Stated goal
Write the material out again in full, exactly.

## START

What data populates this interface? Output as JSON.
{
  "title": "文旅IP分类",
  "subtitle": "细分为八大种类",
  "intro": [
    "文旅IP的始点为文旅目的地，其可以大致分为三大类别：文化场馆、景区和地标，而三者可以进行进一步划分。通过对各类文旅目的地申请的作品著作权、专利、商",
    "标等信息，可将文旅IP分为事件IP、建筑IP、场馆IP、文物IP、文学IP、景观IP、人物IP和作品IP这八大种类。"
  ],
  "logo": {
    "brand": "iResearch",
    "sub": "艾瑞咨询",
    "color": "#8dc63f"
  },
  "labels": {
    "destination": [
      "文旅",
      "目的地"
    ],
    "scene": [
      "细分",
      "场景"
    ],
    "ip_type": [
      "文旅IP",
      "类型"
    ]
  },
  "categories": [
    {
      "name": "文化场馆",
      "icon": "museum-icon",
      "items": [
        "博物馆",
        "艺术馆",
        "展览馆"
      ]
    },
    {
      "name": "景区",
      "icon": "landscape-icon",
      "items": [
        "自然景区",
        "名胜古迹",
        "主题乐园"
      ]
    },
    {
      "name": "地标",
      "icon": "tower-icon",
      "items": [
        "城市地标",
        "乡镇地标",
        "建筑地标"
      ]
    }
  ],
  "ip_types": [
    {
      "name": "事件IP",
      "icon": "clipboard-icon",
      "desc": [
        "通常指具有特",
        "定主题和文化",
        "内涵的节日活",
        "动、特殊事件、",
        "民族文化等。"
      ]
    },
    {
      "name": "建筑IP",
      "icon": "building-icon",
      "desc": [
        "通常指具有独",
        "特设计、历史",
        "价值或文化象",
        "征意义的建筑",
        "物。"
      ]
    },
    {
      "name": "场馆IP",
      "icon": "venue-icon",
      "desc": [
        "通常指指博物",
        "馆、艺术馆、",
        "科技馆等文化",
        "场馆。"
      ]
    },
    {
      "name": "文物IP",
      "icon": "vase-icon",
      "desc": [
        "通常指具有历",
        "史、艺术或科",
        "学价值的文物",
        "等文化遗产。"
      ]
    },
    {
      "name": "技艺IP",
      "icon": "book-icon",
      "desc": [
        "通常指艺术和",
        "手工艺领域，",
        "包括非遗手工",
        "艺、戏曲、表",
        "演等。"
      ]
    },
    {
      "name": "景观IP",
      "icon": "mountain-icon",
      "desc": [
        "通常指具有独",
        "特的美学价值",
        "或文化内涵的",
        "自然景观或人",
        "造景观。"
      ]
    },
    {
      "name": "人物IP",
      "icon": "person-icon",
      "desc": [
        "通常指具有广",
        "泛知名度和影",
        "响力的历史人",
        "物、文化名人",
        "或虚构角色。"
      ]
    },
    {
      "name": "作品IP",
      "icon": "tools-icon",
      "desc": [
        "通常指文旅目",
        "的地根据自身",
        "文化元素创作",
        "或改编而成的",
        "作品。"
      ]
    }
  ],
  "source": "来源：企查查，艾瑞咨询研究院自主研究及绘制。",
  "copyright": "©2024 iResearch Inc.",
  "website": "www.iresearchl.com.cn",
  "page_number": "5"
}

## END

Correct result
What data populates this interface? Output as JSON.
{
  "title": "文旅IP分类",
  "subtitle": "细分为八大种类",
  "intro": [
    "文旅IP的始点为文旅目的地，其可以大致分为三大类别：文化场馆、景区和地标，而三者可以进行进一步划分。通过对各类文旅目的地申请的作品著作权、专利、商",
    "标等信息，可将文旅IP分为事件IP、建筑IP、场馆IP、文物IP、文学IP、景观IP、人物IP和作品IP这八大种类。"
  ],
  "logo": {
    "brand": "iResearch",
    "sub": "艾瑞咨询",
    "color": "#8dc63f"
  },
  "labels": {
    "destination": [
      "文旅",
      "目的地"
    ],
    "scene": [
      "细分",
      "场景"
    ],
    "ip_type": [
      "文旅IP",
      "类型"
    ]
  },
  "categories": [
    {
      "name": "文化场馆",
      "icon": "museum-icon",
      "items": [
        "博物馆",
        "艺术馆",
        "展览馆"
      ]
    },
    {
      "name": "景区",
      "icon": "landscape-icon",
      "items": [
        "自然景区",
        "名胜古迹",
        "主题乐园"
      ]
    },
    {
      "name": "地标",
      "icon": "tower-icon",
      "items": [
        "城市地标",
        "乡镇地标",
        "建筑地标"
      ]
    }
  ],
  "ip_types": [
    {
      "name": "事件IP",
      "icon": "clipboard-icon",
      "desc": [
        "通常指具有特",
        "定主题和文化",
        "内涵的节日活",
        "动、特殊事件、",
        "民族文化等。"
      ]
    },
    {
      "name": "建筑IP",
      "icon": "building-icon",
      "desc": [
        "通常指具有独",
        "特设计、历史",
        "价值或文化象",
        "征意义的建筑",
        "物。"
      ]
    },
    {
      "name": "场馆IP",
      "icon": "venue-icon",
      "desc": [
        "通常指指博物",
        "馆、艺术馆、",
        "科技馆等文化",
        "场馆。"
      ]
    },
    {
      "name": "文物IP",
      "icon": "vase-icon",
      "desc": [
        "通常指具有历",
        "史、艺术或科",
        "学价值的文物",
        "等文化遗产。"
      ]
    },
    {
      "name": "技艺IP",
      "icon": "book-icon",
      "desc": [
        "通常指艺术和",
        "手工艺领域，",
        "包括非遗手工",
        "艺、戏曲、表",
        "演等。"
      ]
    },
    {
      "name": "景观IP",
      "icon": "mountain-icon",
      "desc": [
        "通常指具有独",
        "特的美学价值",
        "或文化内涵的",
        "自然景观或人",
        "造景观。"
      ]
    },
    {
      "name": "人物IP",
      "icon": "person-icon",
      "desc": [
        "通常指具有广",
        "泛知名度和影",
        "响力的历史人",
        "物、文化名人",
        "或虚构角色。"
      ]
    },
    {
      "name": "作品IP",
      "icon": "tools-icon",
      "desc": [
        "通常指文旅目",
        "的地根据自身",
        "文化元素创作",
        "或改编而成的",
        "作品。"
      ]
    }
  ],
  "source": "来源：企查查，艾瑞咨询研究院自主研究及绘制。",
  "copyright": "©2024 iResearch Inc.",
  "website": "www.iresearchl.com.cn",
  "page_number": "5"
}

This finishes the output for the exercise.